→ **SOURCE DOCUMENT**:
Just to be clear, that $18 on average we charge, that includes our freight costs. We charge a single price to the customer, and we handle all the freight and logistics. The way that we are able to [keep prices low] is really twofold.

The first is, the traditional way that people “recycle” solar panels is they're using standard e-waste or electronics recycling equipment and putting solar panels through there. That is a very expensive thing to do, and very non-optimal, because solar panels are big. If you think about a solar panel versus a cell phone that's going through those shredders and the machines and all of that, it's very expensive.

We've designed a very unique set of recycling lines that's optimized and cost-optimized for specifically just solar panels, so it allows us to achieve a level of cost efficiency through that process. As part of that, it's a volume game. The more volumes we can get, the lower the cost of the recycling. We're running only solar panels through and nothing else, so it allows us to achieve an economy of scale that reduces costs.

Thing two is, we're getting way more value out of the panel than any traditional recycler that's doing it today that NREL is looking at. Those recyclers are not extracting and getting any value from the glass, they're not getting the metals out, like silver, because those are challenging to get. That's what our technology does. So we're able to extract more value and get more value in the marketplace so we don't have to charge as much for that takeback handling fee.

Your prices can still be higher than just landfilling a panel. Are you concerned that could exclude you from competing in the market?

What we are working on is that you will not see us charging that same takeback fee five years from now. Our plan, and what we've communicated to customers, is we will be reducing that. The way we will be reducing that is doing two things. One is, obviously, just getting costs down through engineering and scale. And second is getting more and more value extracted out of the panels so we can keep reducing that takeback fee.

Our goal is over the next decade, as these volumes grow, we will be at or near the cost of landfilling. Most of our customers, who are these big solar asset owners, they recognize that today they are paying a premium to recycle with us versus landfilling. But if they work with us and give us the volumes, that's going to allow us to lower the cost.

By the time there are larger volumes of panels, where they're decommissioning and repowering old solar power plants, we will have a very cost-effective recycling process that can compete with landfilling costs, which are only going to go up over the next decade.

→ **WHAT YOU NEED TO DO**:
a - Answer these questions using the solar recycling interview above:
(i) What is the average price the company charges, and what cost does that price include?
(ii) Which metal does the interview name as one that traditional recyclers are not getting out of panels?
(iii) Over what period does the company aim to bring its costs to or near the cost of landfilling?
b - From the solar recycling interview above, reproduce the passage starting at "We've designed a" and ending at "that reduces costs.".
c - Carry on the solar recycling interview above from the point where it stops.

→ **DATA**:
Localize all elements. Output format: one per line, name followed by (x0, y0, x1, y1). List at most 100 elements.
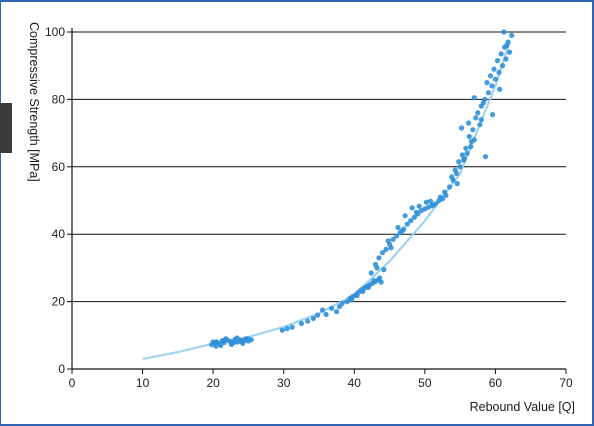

→ **EXERCISE RESPONSES**:
a -
(i) It charges $18 on average, and that price includes the company's freight costs.
(ii) Silver.
(iii) Over the next decade.

b -
We've designed a very unique set of recycling lines that's optimized and cost-optimized for specifically just solar panels, so it allows us to achieve a level of cost efficiency through that process. As part of that, it's a volume game. The more volumes we can get, the lower the cost of the recycling. We're running only solar panels through and nothing else, so it allows us to achieve an economy of scale that reduces costs.

c -
A strategy that has succeeded in increasing solar panel recycling rates in Europe, per NREL’s 2021 report, is extended producer responsibility laws. Would you support EPR legislation at the state or federal level for solar panels in the U.S.?

Generally we don't, and a lot of people are surprised by that. As a recycling company, you would think we would want EPR that would force recycling. I think there could be a place and time for it; I don't think now is the time and place for it.

Because what happened in Europe is, if you look at the details of it, all that's required is you need to recycle 85% by weight of the panel. In order to comply with the EU regulation, you have to basically strip off the aluminum frame, which is relatively easy to recycle, and you can strip off some copper cables, and you can shred and crush the rest and use it for asphalt filler. That's what recycling in Europe today is. It's low-value recycling, and because it started that way and the pricing of recycling was set that way and because you can comply, it has killed all innovation.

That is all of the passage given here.